# GIVEN ENTRIES start

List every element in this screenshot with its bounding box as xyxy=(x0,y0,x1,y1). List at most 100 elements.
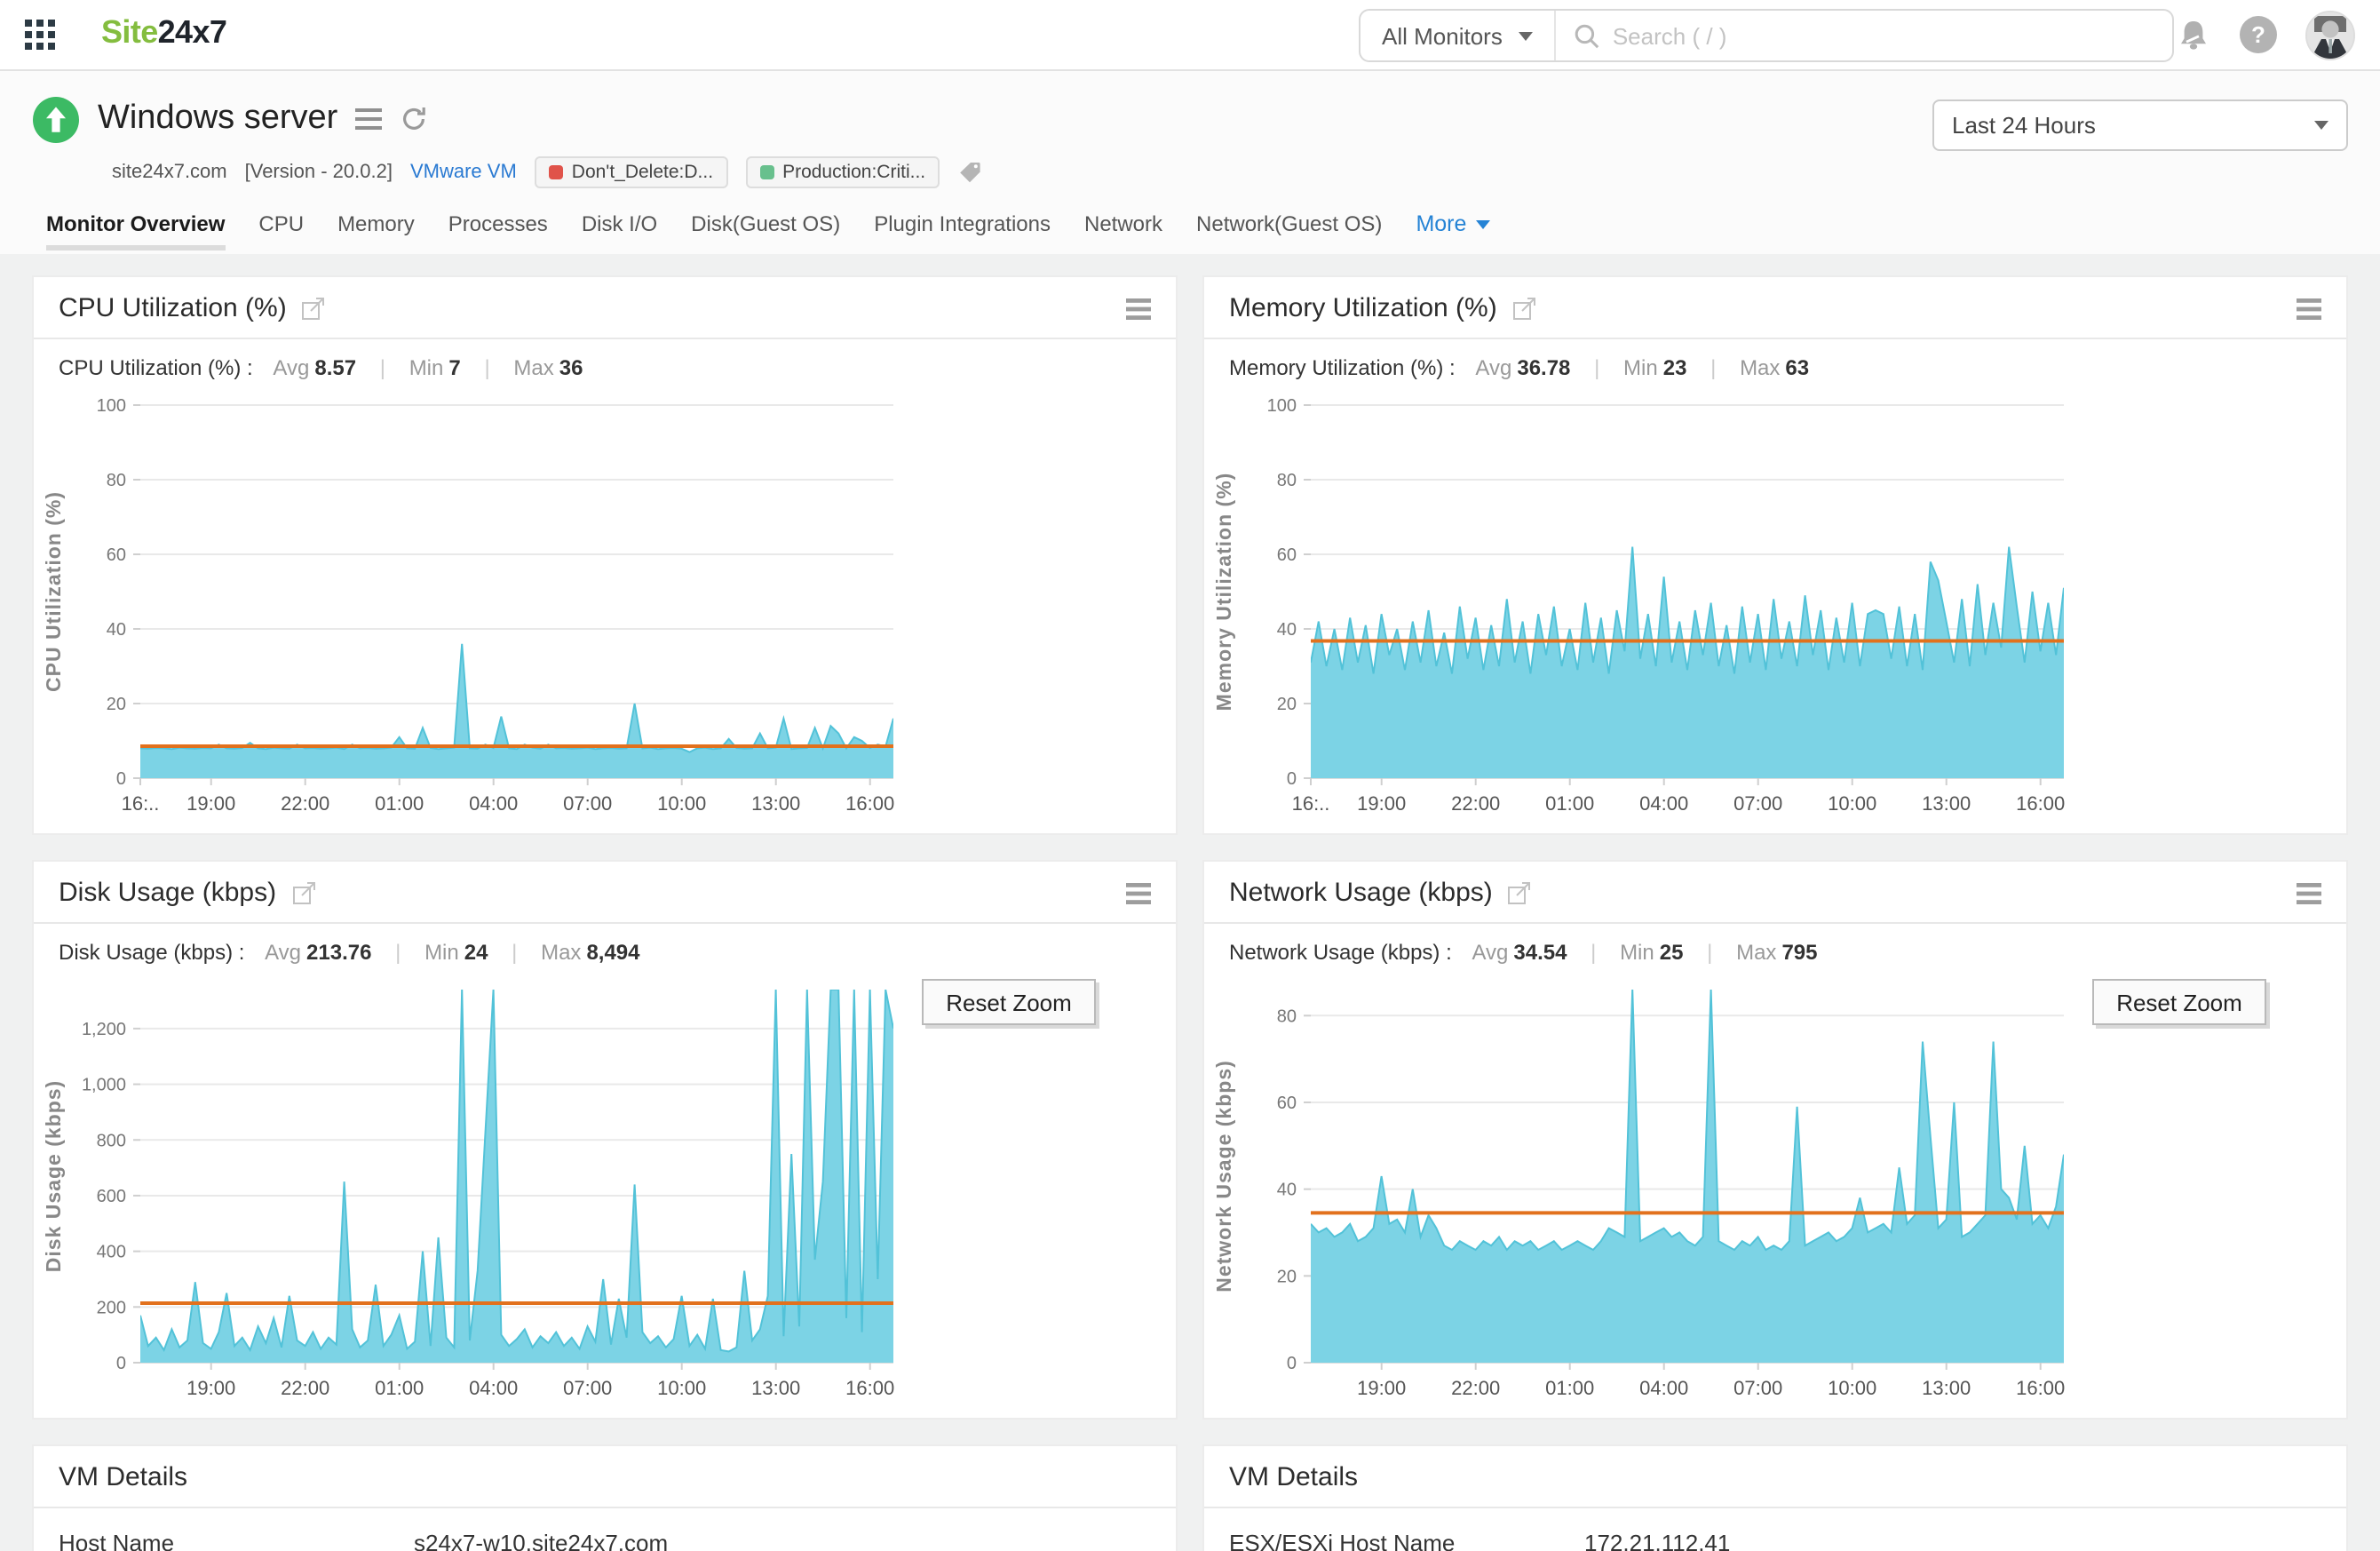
disk-stats: Disk Usage (kbps) : Avg 213.76 | Min 24 | … xyxy=(34,924,1176,965)
network-chart: 0 20 40 60 80 19:00 22:00 01:00 04:00 07:00 10:00 1… xyxy=(1212,968,2346,1418)
tag-chip-dont-delete[interactable]: Don't_Delete:D... xyxy=(534,156,728,188)
svg-text:07:00: 07:00 xyxy=(1733,792,1782,815)
refresh-icon[interactable] xyxy=(400,105,428,133)
monitor-scope-dropdown[interactable]: All Monitors xyxy=(1361,11,1556,60)
max-value: 36 xyxy=(559,355,583,380)
svg-text:60: 60 xyxy=(1277,1094,1297,1113)
notifications-bell-icon[interactable] xyxy=(2176,16,2211,53)
separator: | xyxy=(379,355,385,380)
network-area-chart[interactable]: 0 20 40 60 80 19:00 22:00 01:00 04:00 07:00 10:00 1… xyxy=(1212,968,2138,1409)
max-value: 63 xyxy=(1785,355,1810,380)
search-input[interactable] xyxy=(1555,22,2172,49)
memory-chart: 0 20 40 60 80 100 16:.. 19:00 22:00 01:00 04:00 07:… xyxy=(1212,384,2346,833)
vmware-vm-link[interactable]: VMware VM xyxy=(410,162,517,183)
help-icon[interactable]: ? xyxy=(2240,16,2277,53)
svg-text:19:00: 19:00 xyxy=(1357,792,1406,815)
vm-details-row: VM Details Host Name s24x7-w10.site24x7.… xyxy=(32,1444,2348,1551)
tab-memory[interactable]: Memory xyxy=(337,211,415,254)
min-label: Min xyxy=(1620,940,1654,965)
avg-label: Avg xyxy=(265,940,302,965)
svg-text:10:00: 10:00 xyxy=(657,1377,706,1399)
charts-row-1: CPU Utilization (%) CPU Utilization (%) … xyxy=(32,275,2348,835)
tab-network-guest-os[interactable]: Network(Guest OS) xyxy=(1196,211,1382,254)
tab-disk-io[interactable]: Disk I/O xyxy=(582,211,657,254)
expand-chart-icon[interactable] xyxy=(302,297,326,320)
panel-header: CPU Utilization (%) xyxy=(34,277,1176,339)
tag-chip-production[interactable]: Production:Criti... xyxy=(745,156,940,188)
tab-more[interactable]: More xyxy=(1416,211,1490,254)
panel-title: Network Usage (kbps) xyxy=(1229,878,1493,908)
avg-label: Avg xyxy=(1472,940,1509,965)
panel-title: VM Details xyxy=(59,1462,188,1492)
svg-text:40: 40 xyxy=(1277,1181,1297,1200)
tab-network[interactable]: Network xyxy=(1084,211,1162,254)
search-field-wrap xyxy=(1555,11,2172,60)
svg-text:40: 40 xyxy=(1277,620,1297,640)
tab-disk-guest-os[interactable]: Disk(Guest OS) xyxy=(691,211,840,254)
expand-chart-icon[interactable] xyxy=(292,881,315,904)
tab-processes[interactable]: Processes xyxy=(448,211,548,254)
min-label: Min xyxy=(409,355,444,380)
svg-text:80: 80 xyxy=(107,471,126,490)
expand-chart-icon[interactable] xyxy=(1508,881,1532,904)
tab-plugin-integrations[interactable]: Plugin Integrations xyxy=(874,211,1051,254)
avg-value: 8.57 xyxy=(314,355,357,380)
svg-text:400: 400 xyxy=(97,1243,126,1262)
network-usage-panel: Network Usage (kbps) Network Usage (kbps… xyxy=(1202,860,2348,1420)
separator: | xyxy=(1710,355,1717,380)
panel-title: CPU Utilization (%) xyxy=(59,293,287,323)
cpu-utilization-panel: CPU Utilization (%) CPU Utilization (%) … xyxy=(32,275,1178,835)
monitor-tabs: Monitor Overview CPU Memory Processes Di… xyxy=(0,190,2380,254)
disk-chart: 0 200 400 600 800 1,000 1,200 19:00 22:00 01:00 04… xyxy=(42,968,1176,1418)
panel-title: Memory Utilization (%) xyxy=(1229,293,1497,323)
site24x7-logo[interactable]: Site24x7 xyxy=(101,14,227,52)
monitor-list-icon[interactable] xyxy=(355,108,383,130)
tab-monitor-overview[interactable]: Monitor Overview xyxy=(46,211,225,254)
panel-menu-icon[interactable] xyxy=(2297,882,2321,903)
panel-menu-icon[interactable] xyxy=(2297,298,2321,319)
svg-text:10:00: 10:00 xyxy=(657,792,706,815)
tab-cpu[interactable]: CPU xyxy=(258,211,304,254)
svg-text:0: 0 xyxy=(1287,769,1297,789)
min-label: Min xyxy=(424,940,459,965)
panel-header: Disk Usage (kbps) xyxy=(34,862,1176,924)
status-up-icon xyxy=(33,96,79,142)
memory-area-chart[interactable]: 0 20 40 60 80 100 16:.. 19:00 22:00 01:00 04:00 07:… xyxy=(1212,384,2138,824)
dashboard-content: CPU Utilization (%) CPU Utilization (%) … xyxy=(0,254,2380,1551)
max-label: Max xyxy=(1736,940,1777,965)
max-value: 795 xyxy=(1781,940,1818,965)
svg-text:04:00: 04:00 xyxy=(469,1377,518,1399)
cpu-area-chart[interactable]: 0 20 40 60 80 100 16:.. 19:00 22:00 01:00 04:00 07:… xyxy=(42,384,968,824)
stats-label: Memory Utilization (%) : xyxy=(1229,355,1456,380)
svg-text:20: 20 xyxy=(1277,1267,1297,1286)
app-launcher-icon[interactable] xyxy=(25,20,55,59)
tag-icon[interactable] xyxy=(957,160,982,185)
cpu-stats: CPU Utilization (%) : Avg 8.57 | Min 7 | M… xyxy=(34,339,1176,380)
time-range-dropdown[interactable]: Last 24 Hours xyxy=(1932,99,2348,151)
svg-text:13:00: 13:00 xyxy=(751,792,800,815)
monitor-version: [Version - 20.0.2] xyxy=(244,162,393,183)
svg-text:01:00: 01:00 xyxy=(375,1377,424,1399)
svg-text:19:00: 19:00 xyxy=(1357,1377,1406,1399)
panel-menu-icon[interactable] xyxy=(1126,882,1151,903)
svg-text:22:00: 22:00 xyxy=(1451,1377,1500,1399)
svg-text:Disk Usage (kbps): Disk Usage (kbps) xyxy=(44,1080,65,1272)
svg-text:60: 60 xyxy=(107,545,126,565)
vm-details-panel-left: VM Details Host Name s24x7-w10.site24x7.… xyxy=(32,1444,1178,1551)
reset-zoom-button[interactable]: Reset Zoom xyxy=(922,979,1096,1025)
svg-text:800: 800 xyxy=(97,1131,126,1150)
separator: | xyxy=(484,355,490,380)
chevron-down-icon xyxy=(2314,121,2328,130)
disk-area-chart[interactable]: 0 200 400 600 800 1,000 1,200 19:00 22:00 01:00 04… xyxy=(42,968,968,1409)
expand-chart-icon[interactable] xyxy=(1512,297,1536,320)
min-value: 24 xyxy=(464,940,488,965)
vm-detail-value: s24x7-w10.site24x7.com xyxy=(414,1530,669,1551)
tag-label: Production:Criti... xyxy=(782,162,926,183)
reset-zoom-button[interactable]: Reset Zoom xyxy=(2092,979,2266,1025)
user-avatar[interactable] xyxy=(2305,10,2355,60)
panel-menu-icon[interactable] xyxy=(1126,298,1151,319)
separator: | xyxy=(1594,355,1600,380)
search-icon xyxy=(1575,23,1599,48)
panel-header: VM Details xyxy=(1204,1446,2346,1508)
min-value: 7 xyxy=(448,355,461,380)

# GIVEN ENTRIES end

■ **WHAT YOU NEED TO DO**
Count the lines in the items above that contain the string "search". Give only the number.

■ **ANSWER BELOW**
3